[Dataset items]
──────
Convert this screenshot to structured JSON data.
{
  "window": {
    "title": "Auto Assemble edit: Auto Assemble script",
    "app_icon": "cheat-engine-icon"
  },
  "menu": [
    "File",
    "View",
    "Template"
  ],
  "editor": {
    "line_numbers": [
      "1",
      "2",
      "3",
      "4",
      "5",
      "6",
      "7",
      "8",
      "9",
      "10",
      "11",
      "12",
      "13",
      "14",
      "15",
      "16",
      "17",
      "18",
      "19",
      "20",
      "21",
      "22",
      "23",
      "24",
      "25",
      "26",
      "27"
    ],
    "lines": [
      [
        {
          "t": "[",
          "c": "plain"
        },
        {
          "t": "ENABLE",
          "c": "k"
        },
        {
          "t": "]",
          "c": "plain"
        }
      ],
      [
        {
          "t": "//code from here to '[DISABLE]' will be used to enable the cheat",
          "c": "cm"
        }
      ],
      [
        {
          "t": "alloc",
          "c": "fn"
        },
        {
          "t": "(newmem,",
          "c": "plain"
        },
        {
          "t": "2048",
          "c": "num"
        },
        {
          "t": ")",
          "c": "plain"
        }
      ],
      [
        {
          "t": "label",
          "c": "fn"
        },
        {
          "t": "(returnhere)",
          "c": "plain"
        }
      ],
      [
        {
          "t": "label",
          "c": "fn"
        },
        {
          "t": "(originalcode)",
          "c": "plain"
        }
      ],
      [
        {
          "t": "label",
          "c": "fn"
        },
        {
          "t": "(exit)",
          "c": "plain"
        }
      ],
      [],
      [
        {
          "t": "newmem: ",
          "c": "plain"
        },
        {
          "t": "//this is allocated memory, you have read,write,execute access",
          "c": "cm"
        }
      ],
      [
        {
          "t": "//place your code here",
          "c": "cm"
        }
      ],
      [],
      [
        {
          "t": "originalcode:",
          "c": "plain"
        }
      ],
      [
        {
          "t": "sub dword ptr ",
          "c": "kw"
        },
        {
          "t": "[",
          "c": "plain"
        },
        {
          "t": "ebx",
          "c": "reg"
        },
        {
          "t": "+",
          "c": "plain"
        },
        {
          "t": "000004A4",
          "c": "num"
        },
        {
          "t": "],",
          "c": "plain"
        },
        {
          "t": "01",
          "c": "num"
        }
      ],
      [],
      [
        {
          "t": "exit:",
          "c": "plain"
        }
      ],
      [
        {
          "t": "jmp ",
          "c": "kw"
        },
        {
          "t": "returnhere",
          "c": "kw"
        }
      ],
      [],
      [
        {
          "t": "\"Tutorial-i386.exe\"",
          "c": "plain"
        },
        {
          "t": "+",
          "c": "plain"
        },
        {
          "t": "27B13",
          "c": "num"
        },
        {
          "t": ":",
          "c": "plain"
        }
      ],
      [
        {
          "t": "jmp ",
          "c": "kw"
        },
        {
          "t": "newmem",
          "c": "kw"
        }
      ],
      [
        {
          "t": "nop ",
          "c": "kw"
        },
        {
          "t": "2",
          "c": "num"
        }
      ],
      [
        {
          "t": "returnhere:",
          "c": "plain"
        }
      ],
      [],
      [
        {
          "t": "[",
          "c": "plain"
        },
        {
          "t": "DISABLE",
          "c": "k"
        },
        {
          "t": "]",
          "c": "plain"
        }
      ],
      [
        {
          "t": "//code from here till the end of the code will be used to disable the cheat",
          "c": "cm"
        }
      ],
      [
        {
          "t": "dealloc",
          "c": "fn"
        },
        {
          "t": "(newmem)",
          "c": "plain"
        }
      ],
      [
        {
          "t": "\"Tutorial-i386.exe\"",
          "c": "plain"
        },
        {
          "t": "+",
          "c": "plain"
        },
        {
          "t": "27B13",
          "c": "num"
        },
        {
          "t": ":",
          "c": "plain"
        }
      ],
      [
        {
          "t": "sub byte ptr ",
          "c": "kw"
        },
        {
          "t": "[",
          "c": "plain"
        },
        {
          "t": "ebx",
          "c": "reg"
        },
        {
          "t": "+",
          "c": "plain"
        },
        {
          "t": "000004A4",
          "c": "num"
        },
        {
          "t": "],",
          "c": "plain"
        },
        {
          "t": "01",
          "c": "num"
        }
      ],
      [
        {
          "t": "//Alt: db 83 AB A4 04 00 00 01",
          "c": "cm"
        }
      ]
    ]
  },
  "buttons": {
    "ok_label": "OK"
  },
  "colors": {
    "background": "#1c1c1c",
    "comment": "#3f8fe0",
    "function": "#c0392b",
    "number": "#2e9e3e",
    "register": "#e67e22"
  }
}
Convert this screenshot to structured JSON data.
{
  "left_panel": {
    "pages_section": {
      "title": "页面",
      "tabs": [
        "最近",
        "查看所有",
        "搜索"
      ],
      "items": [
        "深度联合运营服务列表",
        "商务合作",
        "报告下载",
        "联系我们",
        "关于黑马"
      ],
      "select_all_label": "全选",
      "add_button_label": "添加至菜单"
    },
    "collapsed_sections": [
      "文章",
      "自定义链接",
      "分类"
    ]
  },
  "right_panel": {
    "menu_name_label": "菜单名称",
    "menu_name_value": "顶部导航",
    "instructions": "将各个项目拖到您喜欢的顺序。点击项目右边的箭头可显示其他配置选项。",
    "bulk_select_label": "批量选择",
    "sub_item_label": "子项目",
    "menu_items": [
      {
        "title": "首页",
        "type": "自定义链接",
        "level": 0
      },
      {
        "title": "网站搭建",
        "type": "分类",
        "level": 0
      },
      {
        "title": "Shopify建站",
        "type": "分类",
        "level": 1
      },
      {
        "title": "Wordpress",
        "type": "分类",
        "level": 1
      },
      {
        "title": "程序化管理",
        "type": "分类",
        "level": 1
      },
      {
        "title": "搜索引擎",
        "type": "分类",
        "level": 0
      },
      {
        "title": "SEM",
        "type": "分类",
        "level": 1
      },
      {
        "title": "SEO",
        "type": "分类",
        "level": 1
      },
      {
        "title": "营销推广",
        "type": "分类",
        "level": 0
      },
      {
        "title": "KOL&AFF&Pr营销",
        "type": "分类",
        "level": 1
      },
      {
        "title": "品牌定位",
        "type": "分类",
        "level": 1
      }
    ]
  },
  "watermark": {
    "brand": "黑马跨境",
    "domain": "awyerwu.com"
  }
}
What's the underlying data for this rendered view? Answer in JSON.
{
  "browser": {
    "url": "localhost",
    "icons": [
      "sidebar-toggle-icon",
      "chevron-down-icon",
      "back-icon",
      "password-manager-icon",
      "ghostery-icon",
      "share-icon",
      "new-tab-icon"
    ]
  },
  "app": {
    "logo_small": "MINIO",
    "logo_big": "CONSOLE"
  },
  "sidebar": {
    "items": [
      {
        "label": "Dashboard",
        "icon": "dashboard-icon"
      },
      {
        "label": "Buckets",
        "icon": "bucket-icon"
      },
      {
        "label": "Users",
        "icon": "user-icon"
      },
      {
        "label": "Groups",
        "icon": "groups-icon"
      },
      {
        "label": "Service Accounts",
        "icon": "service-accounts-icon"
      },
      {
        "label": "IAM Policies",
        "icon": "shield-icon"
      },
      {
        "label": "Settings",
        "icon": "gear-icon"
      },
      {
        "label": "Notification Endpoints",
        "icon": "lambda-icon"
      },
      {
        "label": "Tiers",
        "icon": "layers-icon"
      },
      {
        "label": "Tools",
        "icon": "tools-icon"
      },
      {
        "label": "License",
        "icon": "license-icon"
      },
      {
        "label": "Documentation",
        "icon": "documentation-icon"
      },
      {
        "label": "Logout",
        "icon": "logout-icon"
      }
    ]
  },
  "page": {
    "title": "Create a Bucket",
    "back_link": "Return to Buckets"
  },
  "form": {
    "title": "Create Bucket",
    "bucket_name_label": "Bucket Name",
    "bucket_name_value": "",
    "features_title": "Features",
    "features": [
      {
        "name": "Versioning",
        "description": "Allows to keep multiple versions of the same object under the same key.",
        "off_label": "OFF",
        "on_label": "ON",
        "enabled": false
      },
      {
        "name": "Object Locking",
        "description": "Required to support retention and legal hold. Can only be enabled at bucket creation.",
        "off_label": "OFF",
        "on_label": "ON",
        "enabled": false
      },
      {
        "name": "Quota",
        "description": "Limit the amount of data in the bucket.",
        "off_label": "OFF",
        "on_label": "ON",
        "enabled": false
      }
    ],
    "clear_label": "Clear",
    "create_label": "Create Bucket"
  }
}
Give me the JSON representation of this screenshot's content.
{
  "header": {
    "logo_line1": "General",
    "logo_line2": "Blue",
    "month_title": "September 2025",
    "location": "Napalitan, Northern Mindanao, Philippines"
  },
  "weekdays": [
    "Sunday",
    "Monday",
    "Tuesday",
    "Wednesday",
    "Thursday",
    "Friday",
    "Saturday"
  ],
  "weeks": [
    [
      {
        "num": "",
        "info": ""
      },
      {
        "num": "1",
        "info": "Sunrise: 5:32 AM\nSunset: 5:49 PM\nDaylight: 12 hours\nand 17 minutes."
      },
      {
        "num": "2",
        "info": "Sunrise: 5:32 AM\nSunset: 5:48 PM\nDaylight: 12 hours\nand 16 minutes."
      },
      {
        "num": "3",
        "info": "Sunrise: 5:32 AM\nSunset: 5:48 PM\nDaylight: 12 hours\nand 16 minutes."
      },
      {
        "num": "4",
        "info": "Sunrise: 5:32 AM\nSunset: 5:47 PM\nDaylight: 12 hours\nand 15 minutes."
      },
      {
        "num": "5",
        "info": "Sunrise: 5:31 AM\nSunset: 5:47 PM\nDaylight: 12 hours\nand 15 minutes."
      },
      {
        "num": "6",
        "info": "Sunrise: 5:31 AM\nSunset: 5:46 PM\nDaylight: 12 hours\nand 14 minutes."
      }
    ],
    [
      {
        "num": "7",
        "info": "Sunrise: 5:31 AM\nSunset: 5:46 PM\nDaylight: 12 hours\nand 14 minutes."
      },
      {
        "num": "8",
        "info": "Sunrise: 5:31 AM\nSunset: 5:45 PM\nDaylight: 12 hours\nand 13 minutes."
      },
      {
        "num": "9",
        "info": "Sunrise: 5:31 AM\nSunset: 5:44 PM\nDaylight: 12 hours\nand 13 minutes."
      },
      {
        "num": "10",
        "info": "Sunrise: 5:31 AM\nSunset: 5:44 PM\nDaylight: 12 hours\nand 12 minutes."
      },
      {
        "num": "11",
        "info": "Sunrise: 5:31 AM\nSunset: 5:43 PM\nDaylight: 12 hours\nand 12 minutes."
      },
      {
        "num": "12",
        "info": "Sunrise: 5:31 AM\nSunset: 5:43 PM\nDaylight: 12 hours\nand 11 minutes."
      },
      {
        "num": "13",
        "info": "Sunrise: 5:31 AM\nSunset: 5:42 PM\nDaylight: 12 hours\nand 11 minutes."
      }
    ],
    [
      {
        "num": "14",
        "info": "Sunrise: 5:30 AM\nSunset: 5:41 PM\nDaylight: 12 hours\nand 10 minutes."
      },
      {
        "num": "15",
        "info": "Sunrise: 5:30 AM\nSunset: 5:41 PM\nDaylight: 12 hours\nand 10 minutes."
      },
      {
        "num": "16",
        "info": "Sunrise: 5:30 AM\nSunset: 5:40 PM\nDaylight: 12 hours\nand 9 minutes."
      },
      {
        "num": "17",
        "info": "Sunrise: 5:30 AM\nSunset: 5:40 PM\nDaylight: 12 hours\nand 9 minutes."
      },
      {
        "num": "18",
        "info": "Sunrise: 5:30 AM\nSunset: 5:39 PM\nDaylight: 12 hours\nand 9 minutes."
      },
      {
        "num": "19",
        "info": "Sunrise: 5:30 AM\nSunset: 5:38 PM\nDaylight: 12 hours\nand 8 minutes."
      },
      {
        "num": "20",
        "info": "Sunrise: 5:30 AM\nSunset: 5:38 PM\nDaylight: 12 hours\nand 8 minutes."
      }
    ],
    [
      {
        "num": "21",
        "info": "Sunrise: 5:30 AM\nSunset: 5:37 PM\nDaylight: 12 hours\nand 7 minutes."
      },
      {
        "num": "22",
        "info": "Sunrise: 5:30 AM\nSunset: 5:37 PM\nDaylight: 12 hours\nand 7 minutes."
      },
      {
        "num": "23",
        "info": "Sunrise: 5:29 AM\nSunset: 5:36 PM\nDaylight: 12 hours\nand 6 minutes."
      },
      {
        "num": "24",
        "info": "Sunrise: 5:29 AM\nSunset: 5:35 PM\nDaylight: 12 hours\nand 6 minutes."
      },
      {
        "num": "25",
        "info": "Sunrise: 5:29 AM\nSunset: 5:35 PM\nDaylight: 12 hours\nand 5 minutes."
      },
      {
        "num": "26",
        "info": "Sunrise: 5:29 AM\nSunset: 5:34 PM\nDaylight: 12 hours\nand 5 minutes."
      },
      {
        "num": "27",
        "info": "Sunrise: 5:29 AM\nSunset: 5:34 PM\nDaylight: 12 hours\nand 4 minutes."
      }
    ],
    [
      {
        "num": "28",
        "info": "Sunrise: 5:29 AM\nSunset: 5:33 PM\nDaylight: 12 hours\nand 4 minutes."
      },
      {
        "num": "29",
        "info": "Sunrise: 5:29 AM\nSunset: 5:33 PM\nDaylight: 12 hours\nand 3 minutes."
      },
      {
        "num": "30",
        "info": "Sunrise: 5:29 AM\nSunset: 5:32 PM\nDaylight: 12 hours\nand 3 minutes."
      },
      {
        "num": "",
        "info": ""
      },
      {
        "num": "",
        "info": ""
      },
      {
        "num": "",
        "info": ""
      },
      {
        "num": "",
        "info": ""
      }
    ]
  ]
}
──────
Given problem:
Show all lines from the listing above in which "will" appears.

Exercise result:
          "t": "//code from here to '[DISABLE]' will be used to enable the cheat",
          "t": "//code from here till the end of the code will be used to disable the cheat",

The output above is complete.